**What you will do**
Using the listing below, select the lines with the word "chart" and copy them.

**Items**
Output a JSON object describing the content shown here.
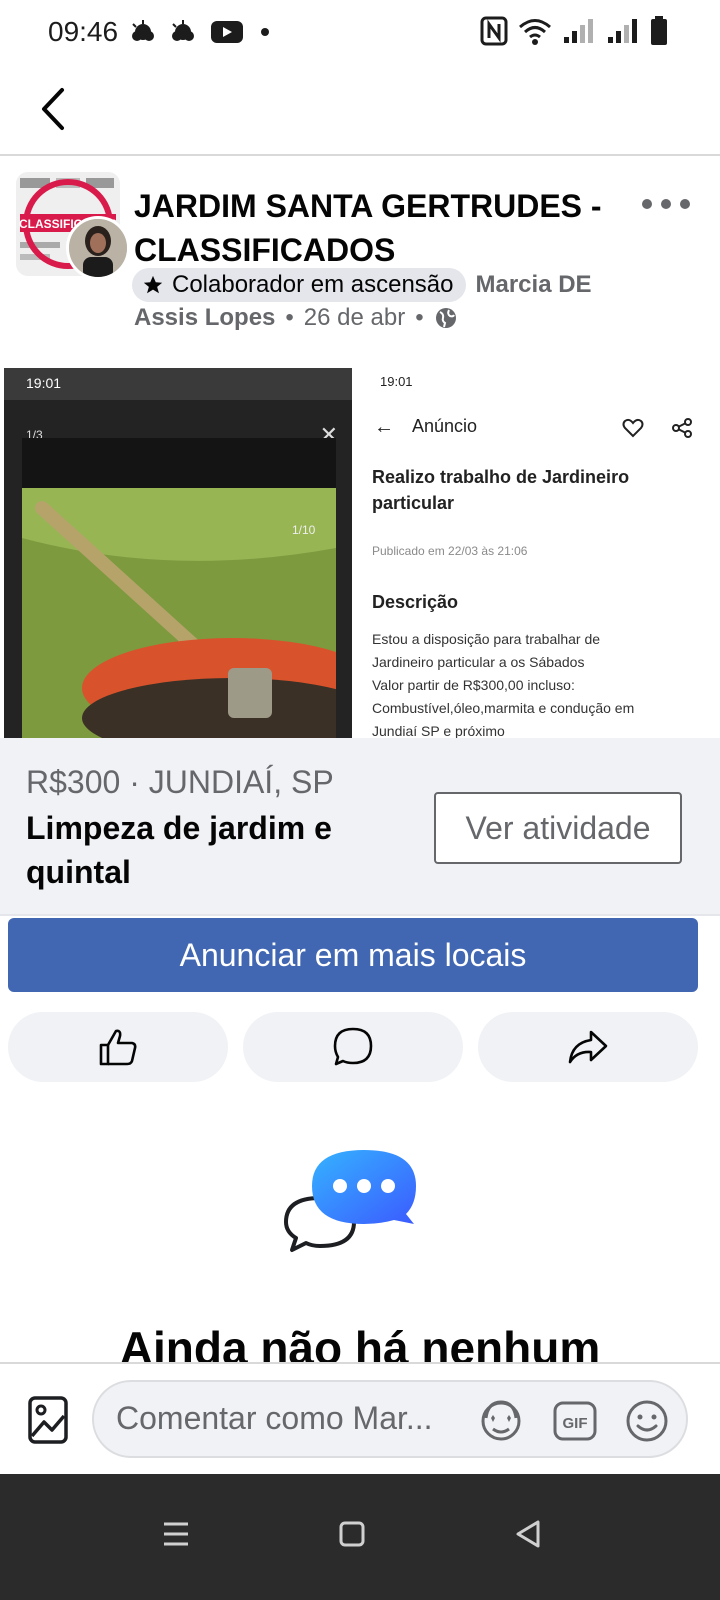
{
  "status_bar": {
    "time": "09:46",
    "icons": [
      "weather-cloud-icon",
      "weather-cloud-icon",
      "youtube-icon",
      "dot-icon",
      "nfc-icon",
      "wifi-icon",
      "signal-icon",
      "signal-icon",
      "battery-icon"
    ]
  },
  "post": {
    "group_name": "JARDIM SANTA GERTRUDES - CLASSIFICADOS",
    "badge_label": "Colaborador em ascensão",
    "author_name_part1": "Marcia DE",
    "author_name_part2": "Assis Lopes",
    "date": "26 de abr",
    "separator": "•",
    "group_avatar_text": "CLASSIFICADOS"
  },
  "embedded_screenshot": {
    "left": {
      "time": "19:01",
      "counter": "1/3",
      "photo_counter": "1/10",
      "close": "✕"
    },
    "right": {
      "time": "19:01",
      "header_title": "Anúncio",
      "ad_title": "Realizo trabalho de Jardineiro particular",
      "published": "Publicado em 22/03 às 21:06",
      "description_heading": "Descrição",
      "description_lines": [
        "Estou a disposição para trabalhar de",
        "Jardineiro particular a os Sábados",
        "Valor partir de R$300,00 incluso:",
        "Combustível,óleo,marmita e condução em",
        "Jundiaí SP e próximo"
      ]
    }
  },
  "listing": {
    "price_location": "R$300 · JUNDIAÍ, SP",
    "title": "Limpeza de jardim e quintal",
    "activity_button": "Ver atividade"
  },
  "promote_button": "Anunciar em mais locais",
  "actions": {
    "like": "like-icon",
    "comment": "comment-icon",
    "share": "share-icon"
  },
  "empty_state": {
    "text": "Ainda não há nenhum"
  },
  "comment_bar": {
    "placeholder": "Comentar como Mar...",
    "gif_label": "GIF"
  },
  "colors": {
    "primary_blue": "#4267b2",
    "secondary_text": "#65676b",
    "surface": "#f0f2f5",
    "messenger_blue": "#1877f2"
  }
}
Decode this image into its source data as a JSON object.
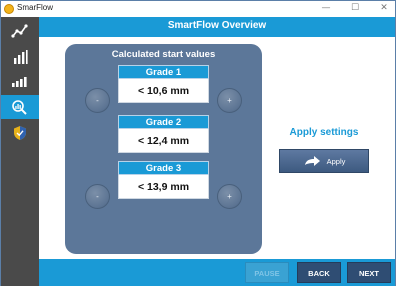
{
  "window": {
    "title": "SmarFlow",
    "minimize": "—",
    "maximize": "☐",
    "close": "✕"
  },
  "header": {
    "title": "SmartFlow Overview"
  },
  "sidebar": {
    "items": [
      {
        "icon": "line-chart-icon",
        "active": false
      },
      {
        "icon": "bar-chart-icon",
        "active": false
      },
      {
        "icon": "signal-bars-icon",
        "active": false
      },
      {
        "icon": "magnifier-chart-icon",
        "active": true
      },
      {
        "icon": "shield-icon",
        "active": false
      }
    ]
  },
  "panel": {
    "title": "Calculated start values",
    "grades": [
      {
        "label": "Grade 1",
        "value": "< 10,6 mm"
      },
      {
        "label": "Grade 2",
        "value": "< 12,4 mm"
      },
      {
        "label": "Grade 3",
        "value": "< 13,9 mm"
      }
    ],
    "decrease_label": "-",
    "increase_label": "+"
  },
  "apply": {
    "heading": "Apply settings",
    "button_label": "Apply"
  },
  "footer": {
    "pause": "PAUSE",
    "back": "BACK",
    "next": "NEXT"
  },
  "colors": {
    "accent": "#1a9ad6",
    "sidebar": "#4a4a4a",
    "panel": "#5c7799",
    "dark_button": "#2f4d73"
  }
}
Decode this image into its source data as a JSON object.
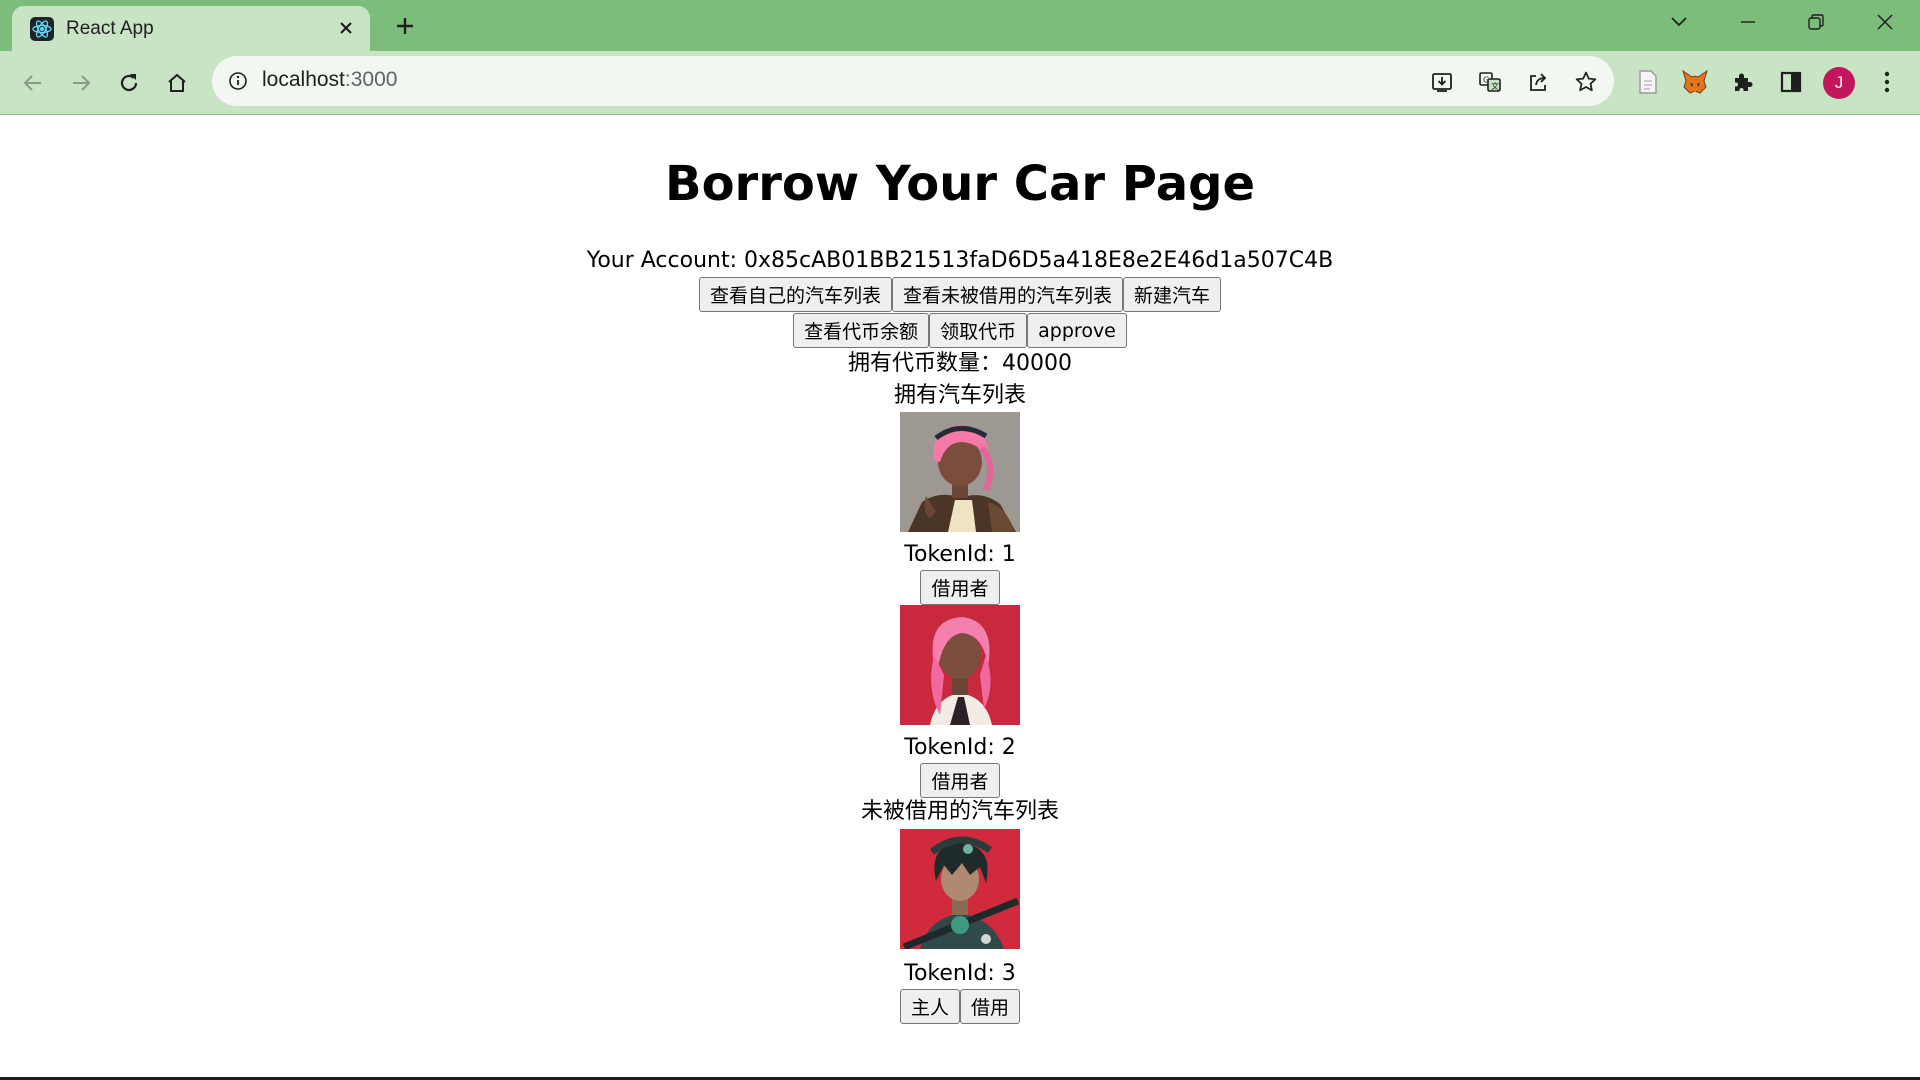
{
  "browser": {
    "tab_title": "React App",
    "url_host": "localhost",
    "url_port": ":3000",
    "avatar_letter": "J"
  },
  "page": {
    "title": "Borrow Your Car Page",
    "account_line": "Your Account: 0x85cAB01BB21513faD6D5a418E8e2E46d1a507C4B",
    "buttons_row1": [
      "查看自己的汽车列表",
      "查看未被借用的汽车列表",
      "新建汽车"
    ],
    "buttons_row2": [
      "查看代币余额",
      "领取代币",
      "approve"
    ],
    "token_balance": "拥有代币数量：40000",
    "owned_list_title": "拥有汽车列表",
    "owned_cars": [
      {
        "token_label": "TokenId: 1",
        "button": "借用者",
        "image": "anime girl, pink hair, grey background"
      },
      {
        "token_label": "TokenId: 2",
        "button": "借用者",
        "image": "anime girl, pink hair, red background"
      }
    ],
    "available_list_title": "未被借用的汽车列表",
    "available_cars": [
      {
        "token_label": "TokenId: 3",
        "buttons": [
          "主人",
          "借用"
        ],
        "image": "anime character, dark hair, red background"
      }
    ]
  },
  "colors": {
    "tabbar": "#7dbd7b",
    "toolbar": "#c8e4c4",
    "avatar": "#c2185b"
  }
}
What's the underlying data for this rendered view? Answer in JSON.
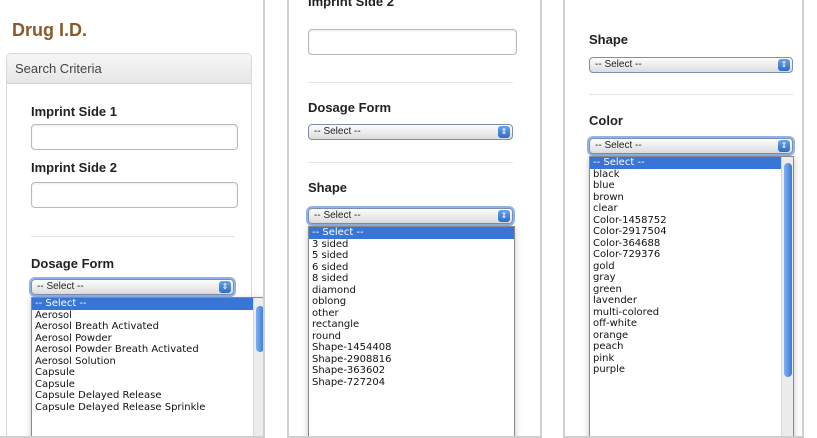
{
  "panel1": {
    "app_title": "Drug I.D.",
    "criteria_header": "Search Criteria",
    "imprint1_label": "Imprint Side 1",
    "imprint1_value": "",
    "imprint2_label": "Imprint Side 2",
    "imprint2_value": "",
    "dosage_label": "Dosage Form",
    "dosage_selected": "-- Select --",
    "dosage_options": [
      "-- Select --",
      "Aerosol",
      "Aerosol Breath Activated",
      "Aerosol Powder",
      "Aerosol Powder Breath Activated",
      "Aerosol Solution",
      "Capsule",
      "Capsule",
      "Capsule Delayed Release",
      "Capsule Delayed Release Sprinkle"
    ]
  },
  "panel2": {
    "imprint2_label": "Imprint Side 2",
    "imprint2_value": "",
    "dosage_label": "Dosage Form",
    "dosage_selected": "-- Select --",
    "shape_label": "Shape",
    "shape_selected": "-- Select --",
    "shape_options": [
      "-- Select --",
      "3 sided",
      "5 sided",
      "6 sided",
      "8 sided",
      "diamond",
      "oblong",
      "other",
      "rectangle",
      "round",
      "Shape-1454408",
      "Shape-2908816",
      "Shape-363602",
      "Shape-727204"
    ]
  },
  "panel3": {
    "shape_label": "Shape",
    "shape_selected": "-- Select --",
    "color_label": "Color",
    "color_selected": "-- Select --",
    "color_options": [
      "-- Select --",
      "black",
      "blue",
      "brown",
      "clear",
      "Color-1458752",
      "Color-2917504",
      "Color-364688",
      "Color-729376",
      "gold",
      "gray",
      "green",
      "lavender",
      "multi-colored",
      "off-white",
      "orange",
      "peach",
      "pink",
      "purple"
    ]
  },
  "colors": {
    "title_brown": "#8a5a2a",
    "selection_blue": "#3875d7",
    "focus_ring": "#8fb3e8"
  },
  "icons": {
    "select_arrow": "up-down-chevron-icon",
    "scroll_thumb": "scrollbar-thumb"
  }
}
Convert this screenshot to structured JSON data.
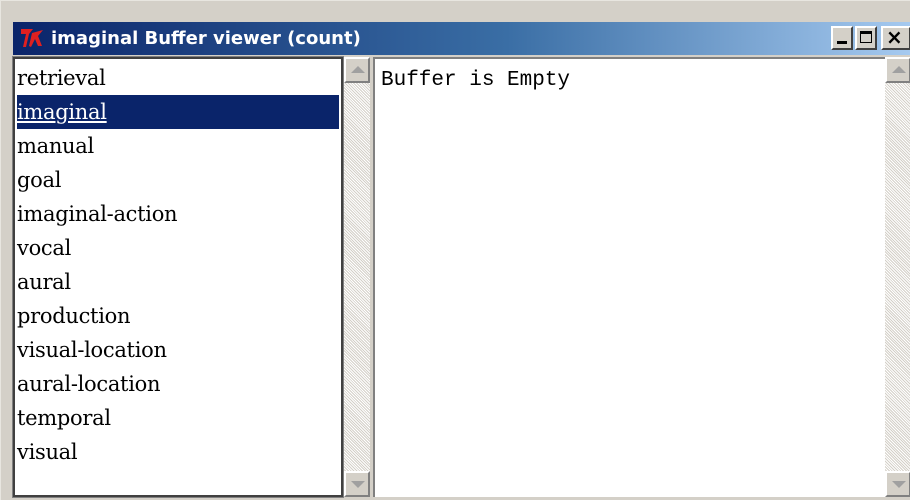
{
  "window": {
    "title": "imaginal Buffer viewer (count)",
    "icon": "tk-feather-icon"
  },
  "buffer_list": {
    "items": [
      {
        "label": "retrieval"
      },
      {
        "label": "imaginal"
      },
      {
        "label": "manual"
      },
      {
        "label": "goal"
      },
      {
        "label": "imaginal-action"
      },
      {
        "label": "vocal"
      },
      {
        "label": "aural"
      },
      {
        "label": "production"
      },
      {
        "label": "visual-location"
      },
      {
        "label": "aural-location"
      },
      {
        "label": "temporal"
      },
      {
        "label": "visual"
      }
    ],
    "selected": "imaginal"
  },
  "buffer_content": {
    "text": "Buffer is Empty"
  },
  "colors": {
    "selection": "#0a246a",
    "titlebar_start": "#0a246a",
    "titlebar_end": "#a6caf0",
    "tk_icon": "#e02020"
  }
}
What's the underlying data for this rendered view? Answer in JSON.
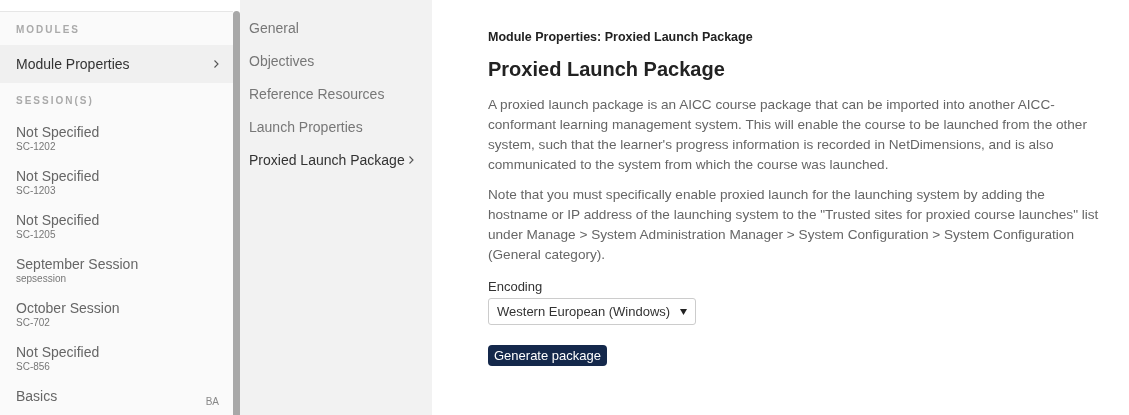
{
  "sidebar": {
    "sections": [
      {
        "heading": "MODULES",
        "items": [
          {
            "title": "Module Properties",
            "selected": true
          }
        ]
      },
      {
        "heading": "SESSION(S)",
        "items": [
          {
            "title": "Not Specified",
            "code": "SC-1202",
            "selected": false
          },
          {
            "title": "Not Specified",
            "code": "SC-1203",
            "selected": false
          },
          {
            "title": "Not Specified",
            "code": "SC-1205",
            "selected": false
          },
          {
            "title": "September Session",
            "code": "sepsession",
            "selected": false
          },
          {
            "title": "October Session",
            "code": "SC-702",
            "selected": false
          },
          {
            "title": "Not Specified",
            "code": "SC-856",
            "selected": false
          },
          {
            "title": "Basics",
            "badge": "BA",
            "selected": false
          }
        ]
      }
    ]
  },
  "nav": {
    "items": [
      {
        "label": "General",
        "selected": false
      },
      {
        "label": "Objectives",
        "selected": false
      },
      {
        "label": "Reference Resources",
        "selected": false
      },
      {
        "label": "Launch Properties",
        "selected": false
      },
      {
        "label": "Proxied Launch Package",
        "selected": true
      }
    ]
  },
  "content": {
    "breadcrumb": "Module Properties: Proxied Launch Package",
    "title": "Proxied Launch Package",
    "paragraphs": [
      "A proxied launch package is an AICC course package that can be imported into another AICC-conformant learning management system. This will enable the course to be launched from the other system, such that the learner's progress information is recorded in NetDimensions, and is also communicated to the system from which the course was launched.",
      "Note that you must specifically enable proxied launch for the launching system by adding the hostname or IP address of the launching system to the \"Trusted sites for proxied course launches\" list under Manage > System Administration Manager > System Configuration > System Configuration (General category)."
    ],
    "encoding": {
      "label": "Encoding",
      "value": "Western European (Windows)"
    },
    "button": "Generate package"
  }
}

**Result of the task**
        "icon": "line-chart-icon",
        "icon": "bar-chart-icon",
        "icon": "magnifier-chart-icon",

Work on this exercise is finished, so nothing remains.